• _Exercise description_
Answer with a single number: the count of lines that hold "share".

• _Data entries_
·····
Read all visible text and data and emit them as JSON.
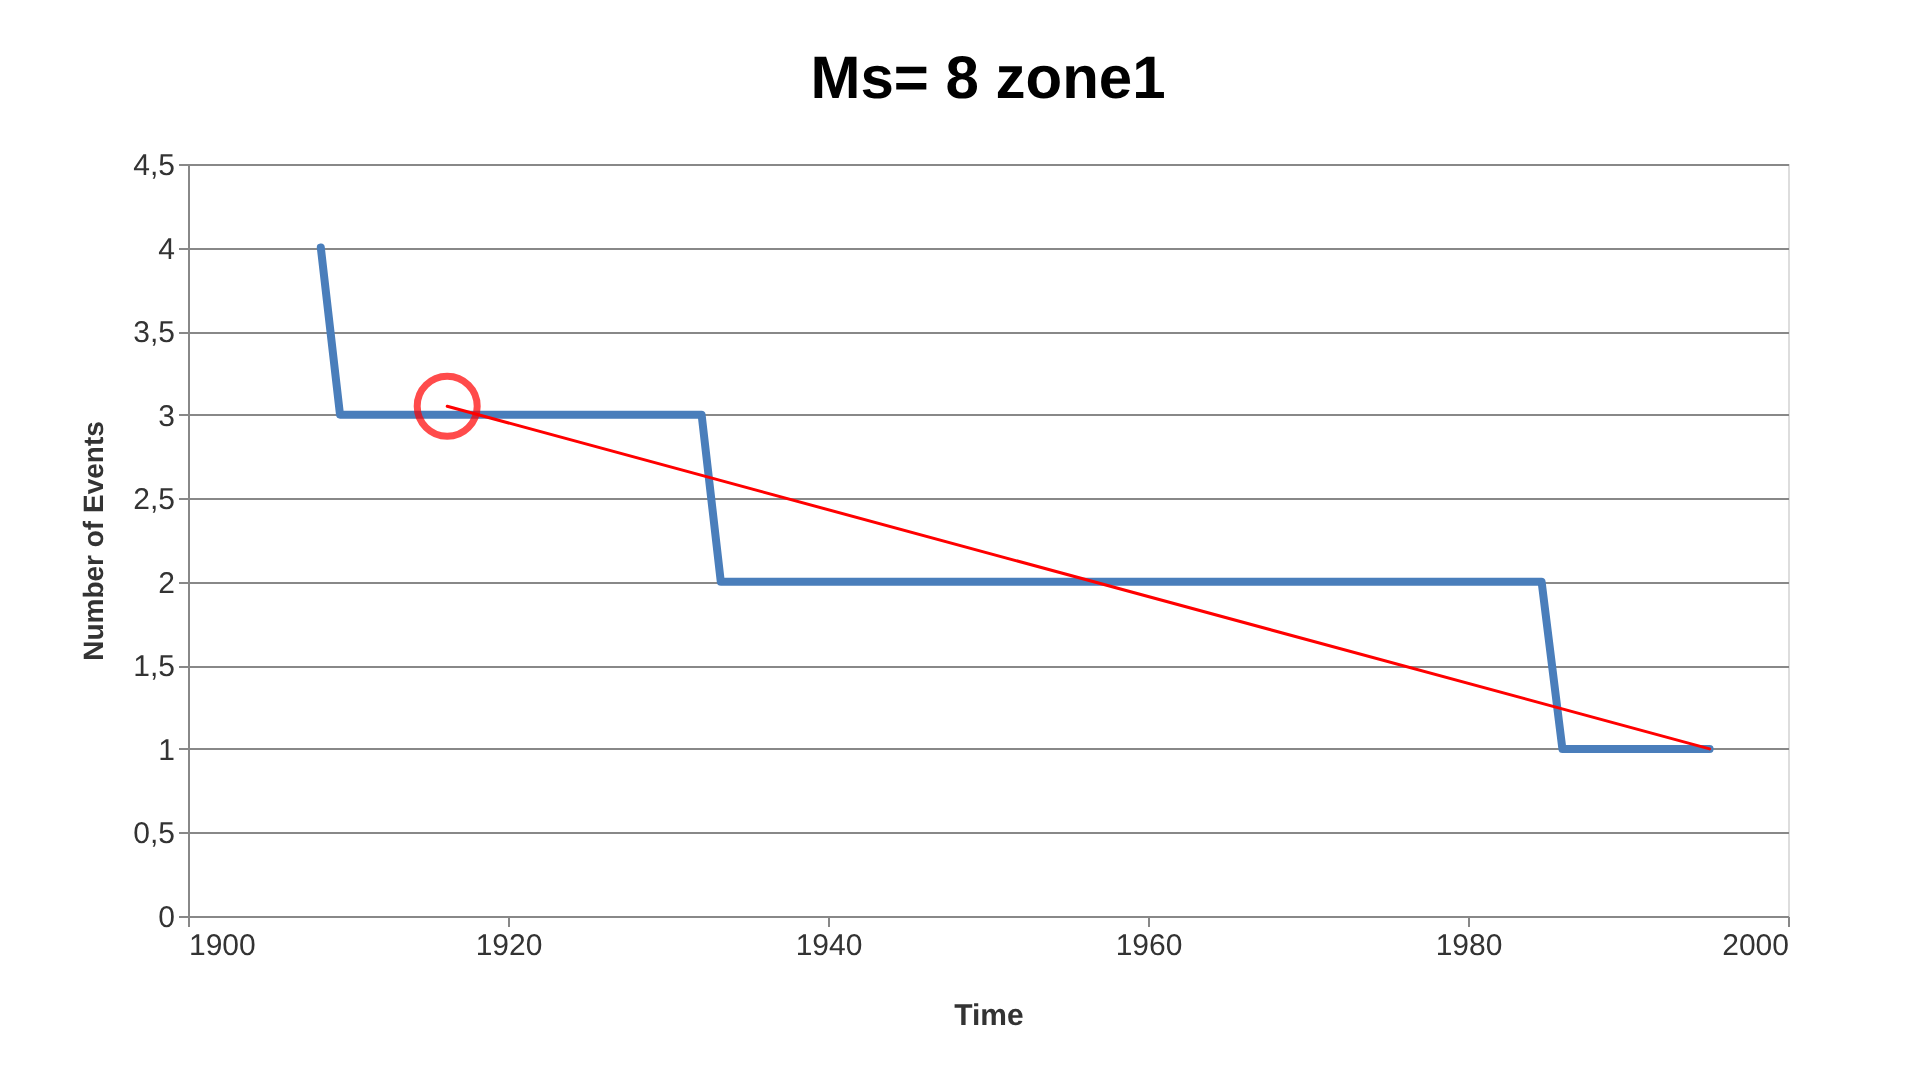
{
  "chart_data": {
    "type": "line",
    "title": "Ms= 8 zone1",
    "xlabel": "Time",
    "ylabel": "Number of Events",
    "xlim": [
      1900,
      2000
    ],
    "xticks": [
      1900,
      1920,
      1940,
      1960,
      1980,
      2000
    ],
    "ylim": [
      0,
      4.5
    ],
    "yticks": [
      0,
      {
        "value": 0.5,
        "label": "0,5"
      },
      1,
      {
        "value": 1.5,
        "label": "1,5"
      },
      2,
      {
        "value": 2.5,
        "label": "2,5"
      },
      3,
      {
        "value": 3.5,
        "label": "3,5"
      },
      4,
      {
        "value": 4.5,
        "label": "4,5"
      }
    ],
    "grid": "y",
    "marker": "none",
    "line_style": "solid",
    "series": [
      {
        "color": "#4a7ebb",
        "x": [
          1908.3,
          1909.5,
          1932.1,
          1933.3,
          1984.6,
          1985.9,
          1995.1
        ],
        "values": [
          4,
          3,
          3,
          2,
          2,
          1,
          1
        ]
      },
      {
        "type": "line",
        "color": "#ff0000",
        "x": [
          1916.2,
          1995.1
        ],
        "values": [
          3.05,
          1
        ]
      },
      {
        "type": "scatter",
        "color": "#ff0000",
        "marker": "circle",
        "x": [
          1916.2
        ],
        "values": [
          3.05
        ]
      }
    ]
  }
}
·····
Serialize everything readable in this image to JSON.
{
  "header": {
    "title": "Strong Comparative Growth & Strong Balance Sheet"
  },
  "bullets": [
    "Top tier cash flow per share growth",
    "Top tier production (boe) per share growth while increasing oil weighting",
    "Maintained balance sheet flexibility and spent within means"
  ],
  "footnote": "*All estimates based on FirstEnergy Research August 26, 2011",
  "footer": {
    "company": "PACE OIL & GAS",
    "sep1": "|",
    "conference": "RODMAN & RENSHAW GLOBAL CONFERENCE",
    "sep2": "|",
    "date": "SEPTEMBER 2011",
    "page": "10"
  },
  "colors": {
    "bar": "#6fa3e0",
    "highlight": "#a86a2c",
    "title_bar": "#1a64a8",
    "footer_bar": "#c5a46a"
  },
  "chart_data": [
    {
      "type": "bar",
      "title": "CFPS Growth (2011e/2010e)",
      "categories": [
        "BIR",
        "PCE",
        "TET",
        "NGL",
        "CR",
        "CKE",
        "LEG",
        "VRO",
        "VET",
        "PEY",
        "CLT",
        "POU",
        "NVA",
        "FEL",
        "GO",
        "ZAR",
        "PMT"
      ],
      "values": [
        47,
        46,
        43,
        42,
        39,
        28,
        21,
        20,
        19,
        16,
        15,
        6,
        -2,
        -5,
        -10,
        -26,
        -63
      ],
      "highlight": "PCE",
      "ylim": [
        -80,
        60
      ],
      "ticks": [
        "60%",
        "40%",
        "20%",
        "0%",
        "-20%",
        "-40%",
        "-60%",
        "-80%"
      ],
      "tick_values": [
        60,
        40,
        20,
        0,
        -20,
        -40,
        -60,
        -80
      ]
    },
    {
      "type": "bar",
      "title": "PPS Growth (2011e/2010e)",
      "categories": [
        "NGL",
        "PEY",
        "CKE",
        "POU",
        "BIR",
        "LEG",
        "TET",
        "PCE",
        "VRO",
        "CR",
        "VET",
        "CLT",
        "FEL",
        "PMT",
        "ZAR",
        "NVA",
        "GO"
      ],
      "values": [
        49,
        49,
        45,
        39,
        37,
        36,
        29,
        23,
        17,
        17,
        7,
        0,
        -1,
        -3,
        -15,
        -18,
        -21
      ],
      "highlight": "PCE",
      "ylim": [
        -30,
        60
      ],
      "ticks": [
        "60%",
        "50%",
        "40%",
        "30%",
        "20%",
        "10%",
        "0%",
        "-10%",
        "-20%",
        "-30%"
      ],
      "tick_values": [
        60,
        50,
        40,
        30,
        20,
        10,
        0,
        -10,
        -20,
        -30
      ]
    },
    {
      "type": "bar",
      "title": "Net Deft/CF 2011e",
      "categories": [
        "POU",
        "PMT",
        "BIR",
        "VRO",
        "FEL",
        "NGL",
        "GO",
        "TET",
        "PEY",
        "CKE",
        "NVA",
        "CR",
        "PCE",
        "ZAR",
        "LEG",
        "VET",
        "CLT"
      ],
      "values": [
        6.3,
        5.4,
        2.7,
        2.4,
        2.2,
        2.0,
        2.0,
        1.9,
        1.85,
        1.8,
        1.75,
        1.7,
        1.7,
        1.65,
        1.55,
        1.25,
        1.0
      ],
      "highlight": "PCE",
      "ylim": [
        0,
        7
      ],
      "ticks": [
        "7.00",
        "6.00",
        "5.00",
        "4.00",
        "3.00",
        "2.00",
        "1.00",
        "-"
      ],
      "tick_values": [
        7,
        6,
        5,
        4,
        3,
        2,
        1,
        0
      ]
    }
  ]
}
·····
• _The result_
2